:: RECORDS PROVIDED

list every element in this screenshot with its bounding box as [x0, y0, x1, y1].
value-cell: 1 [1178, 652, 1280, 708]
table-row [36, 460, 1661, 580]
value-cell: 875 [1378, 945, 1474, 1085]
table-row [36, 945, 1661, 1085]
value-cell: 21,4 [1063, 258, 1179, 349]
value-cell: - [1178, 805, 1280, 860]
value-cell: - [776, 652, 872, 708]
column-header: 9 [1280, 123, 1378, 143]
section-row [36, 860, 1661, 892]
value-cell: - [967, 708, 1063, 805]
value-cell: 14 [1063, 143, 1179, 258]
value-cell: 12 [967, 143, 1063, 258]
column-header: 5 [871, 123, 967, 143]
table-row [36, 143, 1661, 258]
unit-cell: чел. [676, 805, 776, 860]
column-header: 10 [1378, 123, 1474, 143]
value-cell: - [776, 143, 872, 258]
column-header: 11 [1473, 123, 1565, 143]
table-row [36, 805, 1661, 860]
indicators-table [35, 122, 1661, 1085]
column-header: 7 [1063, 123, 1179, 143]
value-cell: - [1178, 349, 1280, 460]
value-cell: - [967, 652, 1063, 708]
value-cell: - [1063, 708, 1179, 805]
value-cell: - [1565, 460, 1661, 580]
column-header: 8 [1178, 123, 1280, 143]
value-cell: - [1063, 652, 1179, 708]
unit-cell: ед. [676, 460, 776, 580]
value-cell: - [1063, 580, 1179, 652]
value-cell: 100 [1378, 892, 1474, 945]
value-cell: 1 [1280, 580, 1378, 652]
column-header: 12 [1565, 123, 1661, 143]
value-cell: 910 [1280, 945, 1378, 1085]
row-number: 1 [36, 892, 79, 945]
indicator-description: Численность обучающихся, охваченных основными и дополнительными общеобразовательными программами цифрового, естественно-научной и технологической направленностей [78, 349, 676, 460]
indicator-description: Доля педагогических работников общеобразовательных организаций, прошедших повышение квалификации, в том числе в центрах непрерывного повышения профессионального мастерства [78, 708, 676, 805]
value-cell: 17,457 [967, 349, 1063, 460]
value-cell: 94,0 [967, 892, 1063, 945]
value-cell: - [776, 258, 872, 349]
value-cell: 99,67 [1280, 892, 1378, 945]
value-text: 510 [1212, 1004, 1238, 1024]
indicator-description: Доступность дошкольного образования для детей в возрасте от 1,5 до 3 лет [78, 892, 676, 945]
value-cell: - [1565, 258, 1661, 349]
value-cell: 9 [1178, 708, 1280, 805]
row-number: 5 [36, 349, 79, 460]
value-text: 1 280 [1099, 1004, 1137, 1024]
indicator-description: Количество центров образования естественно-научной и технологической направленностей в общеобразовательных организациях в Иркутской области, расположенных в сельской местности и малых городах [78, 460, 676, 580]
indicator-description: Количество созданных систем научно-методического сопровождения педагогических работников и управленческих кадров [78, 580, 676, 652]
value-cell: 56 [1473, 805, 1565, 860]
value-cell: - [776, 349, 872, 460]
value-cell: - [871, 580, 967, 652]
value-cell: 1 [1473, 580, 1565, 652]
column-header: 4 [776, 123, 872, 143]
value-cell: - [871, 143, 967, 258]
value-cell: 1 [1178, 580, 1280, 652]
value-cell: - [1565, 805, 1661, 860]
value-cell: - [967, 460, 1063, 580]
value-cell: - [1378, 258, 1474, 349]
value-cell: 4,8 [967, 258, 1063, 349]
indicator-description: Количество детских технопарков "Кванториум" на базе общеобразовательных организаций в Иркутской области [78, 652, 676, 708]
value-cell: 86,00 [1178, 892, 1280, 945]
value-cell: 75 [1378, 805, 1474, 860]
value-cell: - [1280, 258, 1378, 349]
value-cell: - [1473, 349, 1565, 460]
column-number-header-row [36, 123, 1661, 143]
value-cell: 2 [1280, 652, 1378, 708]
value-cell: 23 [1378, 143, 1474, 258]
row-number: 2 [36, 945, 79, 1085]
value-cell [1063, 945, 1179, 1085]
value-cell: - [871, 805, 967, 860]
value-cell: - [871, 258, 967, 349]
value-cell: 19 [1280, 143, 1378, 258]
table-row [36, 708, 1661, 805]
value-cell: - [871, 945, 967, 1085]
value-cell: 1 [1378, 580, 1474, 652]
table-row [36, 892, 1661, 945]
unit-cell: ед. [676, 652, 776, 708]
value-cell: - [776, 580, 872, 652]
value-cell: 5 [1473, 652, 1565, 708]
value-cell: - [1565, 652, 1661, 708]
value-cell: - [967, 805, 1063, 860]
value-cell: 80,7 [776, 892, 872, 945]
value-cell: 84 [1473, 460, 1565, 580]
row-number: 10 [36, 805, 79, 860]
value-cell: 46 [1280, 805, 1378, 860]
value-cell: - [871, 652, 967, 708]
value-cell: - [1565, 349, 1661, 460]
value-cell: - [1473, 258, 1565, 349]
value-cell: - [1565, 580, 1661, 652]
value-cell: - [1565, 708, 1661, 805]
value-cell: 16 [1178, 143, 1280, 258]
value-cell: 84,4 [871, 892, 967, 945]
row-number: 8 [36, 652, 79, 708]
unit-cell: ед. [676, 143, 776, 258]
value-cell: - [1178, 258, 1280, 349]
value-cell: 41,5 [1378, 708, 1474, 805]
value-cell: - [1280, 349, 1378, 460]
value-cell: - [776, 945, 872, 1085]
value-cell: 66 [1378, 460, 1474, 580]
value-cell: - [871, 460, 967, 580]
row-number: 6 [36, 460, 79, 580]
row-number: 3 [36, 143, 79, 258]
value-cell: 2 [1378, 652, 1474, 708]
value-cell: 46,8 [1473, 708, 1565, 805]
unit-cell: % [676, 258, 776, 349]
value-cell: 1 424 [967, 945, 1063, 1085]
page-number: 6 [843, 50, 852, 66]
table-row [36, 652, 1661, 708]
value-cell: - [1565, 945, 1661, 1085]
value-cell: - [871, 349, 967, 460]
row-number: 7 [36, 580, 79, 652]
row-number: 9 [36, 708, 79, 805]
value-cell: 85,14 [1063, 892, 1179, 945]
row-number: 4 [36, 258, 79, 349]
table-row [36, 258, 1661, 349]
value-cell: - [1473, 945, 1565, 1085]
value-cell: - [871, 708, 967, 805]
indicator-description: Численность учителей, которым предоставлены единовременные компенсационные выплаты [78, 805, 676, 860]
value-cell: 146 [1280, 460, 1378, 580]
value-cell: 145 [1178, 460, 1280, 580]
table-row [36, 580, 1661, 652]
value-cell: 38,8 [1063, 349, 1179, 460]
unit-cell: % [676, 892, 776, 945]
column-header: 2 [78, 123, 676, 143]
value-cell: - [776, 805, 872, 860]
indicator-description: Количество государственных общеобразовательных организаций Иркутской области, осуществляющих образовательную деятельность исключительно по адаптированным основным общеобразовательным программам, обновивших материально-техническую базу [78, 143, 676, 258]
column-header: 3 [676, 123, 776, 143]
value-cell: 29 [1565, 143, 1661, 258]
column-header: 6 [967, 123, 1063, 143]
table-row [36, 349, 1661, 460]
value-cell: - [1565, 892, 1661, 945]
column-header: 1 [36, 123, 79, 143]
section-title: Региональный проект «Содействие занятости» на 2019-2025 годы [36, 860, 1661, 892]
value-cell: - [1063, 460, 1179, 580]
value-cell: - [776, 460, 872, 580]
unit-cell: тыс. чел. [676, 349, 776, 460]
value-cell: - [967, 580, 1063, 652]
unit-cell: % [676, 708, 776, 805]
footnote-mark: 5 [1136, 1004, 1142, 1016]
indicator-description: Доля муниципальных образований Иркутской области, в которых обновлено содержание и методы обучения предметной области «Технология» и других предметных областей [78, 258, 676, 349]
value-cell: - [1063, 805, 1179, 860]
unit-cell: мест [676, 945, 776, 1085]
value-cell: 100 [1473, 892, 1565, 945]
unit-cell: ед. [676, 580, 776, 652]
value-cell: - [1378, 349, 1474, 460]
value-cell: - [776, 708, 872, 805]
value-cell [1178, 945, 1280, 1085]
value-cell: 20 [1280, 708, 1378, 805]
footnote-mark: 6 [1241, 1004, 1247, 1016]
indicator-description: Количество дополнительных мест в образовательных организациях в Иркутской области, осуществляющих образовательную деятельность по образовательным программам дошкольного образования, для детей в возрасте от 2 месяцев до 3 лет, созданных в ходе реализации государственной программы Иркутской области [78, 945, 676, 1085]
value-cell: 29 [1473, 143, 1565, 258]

::::

GIVEN EXERCISE: Starting at the first line of the items and ending at the line that contains "row-number: 1 [36, 892, 79, 945]", with both included, put each line into a Markdown table with the columns Number and Item line. Leave out any blank lines.

SOLUTION TO THE EXERCISE:
| Number | Item line |
|---|---|
| 1 | list every element in this screenshot with its bounding box as [x0, y0, x1, y1]. |
| 2 | value-cell: 1 [1178, 652, 1280, 708] |
| 3 | table-row [36, 460, 1661, 580] |
| 4 | value-cell: 875 [1378, 945, 1474, 1085] |
| 5 | table-row [36, 945, 1661, 1085] |
| 6 | value-cell: 21,4 [1063, 258, 1179, 349] |
| 7 | value-cell: - [1178, 805, 1280, 860] |
| 8 | value-cell: - [776, 652, 872, 708] |
| 9 | column-header: 9 [1280, 123, 1378, 143] |
| 10 | section-row [36, 860, 1661, 892] |
| 11 | value-cell: - [967, 708, 1063, 805] |
| 12 | value-cell: 14 [1063, 143, 1179, 258] |
| 13 | value-cell: 12 [967, 143, 1063, 258] |
| 14 | column-header: 5 [871, 123, 967, 143] |
| 15 | table-row [36, 143, 1661, 258] |
| 16 | unit-cell: чел. [676, 805, 776, 860] |
| 17 | column-header: 10 [1378, 123, 1474, 143] |
| 18 | value-cell: - [776, 143, 872, 258] |
| 19 | column-header: 11 [1473, 123, 1565, 143] |
| 20 | table-row [36, 805, 1661, 860] |
| 21 | indicators-table [35, 122, 1661, 1085] |
| 22 | column-header: 7 [1063, 123, 1179, 143] |
| 23 | value-cell: - [1178, 349, 1280, 460] |
| 24 | value-cell: - [967, 652, 1063, 708] |
| 25 | value-cell: - [1063, 708, 1179, 805] |
| 26 | value-cell: - [1565, 460, 1661, 580] |
| 27 | column-header: 8 [1178, 123, 1280, 143] |
| 28 | value-cell: - [1063, 652, 1179, 708] |
| 29 | unit-cell: ед. [676, 460, 776, 580] |
| 30 | value-cell: - [1063, 580, 1179, 652] |
| 31 | value-cell: 100 [1378, 892, 1474, 945] |
| 32 | value-cell: 1 [1280, 580, 1378, 652] |
| 33 | column-header: 12 [1565, 123, 1661, 143] |
| 34 | value-cell: 910 [1280, 945, 1378, 1085] |
| 35 | row-number: 1 [36, 892, 79, 945] |